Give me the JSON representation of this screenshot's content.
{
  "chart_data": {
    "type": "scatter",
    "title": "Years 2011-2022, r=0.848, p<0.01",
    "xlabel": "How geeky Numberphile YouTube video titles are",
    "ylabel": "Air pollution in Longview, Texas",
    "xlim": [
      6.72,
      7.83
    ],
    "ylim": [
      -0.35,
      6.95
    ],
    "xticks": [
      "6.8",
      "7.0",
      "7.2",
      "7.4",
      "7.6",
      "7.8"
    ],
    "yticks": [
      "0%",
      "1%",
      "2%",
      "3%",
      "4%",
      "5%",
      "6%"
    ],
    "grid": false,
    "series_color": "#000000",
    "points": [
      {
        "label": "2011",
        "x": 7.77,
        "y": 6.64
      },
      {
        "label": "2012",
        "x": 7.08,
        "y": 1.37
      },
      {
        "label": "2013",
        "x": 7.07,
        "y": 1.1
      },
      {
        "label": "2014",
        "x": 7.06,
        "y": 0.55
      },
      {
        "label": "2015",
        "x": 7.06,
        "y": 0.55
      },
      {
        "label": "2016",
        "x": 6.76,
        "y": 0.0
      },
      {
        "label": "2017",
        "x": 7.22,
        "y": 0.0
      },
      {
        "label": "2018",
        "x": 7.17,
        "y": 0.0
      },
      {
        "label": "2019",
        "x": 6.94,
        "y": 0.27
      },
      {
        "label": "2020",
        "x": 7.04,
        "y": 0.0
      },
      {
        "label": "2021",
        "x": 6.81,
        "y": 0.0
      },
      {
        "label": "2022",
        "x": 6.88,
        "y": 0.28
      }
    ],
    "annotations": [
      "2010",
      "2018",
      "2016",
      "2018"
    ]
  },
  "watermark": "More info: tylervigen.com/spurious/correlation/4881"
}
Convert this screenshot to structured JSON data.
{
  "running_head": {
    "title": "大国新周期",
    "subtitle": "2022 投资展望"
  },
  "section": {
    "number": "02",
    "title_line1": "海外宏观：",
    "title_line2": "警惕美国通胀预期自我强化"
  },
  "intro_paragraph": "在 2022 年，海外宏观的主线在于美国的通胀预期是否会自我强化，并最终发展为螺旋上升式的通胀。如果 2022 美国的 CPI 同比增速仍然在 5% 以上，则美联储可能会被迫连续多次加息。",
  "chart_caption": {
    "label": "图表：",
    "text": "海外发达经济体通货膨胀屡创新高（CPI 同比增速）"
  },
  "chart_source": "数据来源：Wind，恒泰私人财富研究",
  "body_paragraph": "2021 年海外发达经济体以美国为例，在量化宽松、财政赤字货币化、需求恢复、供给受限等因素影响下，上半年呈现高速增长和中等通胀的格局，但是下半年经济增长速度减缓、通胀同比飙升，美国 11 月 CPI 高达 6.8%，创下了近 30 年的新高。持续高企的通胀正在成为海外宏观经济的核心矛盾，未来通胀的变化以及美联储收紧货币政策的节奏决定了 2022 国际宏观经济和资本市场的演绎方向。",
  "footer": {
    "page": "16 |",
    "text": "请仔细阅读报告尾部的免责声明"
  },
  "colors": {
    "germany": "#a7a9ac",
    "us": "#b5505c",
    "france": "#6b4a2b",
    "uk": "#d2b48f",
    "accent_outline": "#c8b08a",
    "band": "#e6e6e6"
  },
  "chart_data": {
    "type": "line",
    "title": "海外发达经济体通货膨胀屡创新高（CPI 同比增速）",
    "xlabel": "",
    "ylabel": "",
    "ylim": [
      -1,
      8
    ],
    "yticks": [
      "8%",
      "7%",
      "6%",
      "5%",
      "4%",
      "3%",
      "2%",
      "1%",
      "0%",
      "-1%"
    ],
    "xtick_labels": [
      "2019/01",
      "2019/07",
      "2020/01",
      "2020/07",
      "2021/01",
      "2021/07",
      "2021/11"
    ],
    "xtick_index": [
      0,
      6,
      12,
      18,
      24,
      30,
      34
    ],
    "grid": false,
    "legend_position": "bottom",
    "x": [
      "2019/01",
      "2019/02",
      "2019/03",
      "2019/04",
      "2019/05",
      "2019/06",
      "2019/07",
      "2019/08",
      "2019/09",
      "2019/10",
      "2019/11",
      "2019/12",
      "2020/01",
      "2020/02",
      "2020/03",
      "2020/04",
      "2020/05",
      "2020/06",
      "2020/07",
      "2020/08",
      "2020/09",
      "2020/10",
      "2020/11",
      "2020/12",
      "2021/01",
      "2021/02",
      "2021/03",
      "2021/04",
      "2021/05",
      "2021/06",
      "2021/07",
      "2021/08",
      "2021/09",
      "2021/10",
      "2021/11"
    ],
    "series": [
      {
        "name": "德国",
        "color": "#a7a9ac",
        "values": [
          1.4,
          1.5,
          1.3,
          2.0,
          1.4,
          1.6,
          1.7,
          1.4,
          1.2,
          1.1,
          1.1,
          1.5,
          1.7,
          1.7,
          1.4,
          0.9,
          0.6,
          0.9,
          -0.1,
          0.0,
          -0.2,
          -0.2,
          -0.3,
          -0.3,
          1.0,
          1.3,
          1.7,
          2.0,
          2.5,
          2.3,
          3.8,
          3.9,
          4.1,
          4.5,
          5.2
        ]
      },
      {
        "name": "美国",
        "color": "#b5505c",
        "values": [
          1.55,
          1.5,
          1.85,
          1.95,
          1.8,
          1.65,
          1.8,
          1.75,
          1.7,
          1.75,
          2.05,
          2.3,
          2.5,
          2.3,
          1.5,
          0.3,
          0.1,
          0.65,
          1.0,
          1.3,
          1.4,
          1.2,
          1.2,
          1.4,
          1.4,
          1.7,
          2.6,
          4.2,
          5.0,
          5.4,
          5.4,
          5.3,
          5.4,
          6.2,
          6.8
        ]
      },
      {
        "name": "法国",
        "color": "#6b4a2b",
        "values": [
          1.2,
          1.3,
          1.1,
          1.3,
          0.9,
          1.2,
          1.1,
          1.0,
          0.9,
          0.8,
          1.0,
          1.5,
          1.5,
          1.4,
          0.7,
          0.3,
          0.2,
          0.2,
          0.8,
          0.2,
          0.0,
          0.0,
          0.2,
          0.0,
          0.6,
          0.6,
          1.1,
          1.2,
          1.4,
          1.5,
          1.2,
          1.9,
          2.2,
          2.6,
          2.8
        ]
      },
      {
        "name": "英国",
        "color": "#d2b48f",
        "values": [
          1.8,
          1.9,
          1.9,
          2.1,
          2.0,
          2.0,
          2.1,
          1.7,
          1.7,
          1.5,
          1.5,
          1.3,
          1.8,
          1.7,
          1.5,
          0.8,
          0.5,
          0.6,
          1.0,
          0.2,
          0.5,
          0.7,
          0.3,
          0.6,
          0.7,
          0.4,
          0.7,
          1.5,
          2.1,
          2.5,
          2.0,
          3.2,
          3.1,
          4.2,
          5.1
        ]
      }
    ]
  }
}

* * *

◆ **Short problem**
For each line of the listing that holds the word "ylabel", show that line.

◆ **Answer below**
    "ylabel": "Air pollution in Longview, Texas",
    "ylabel": "",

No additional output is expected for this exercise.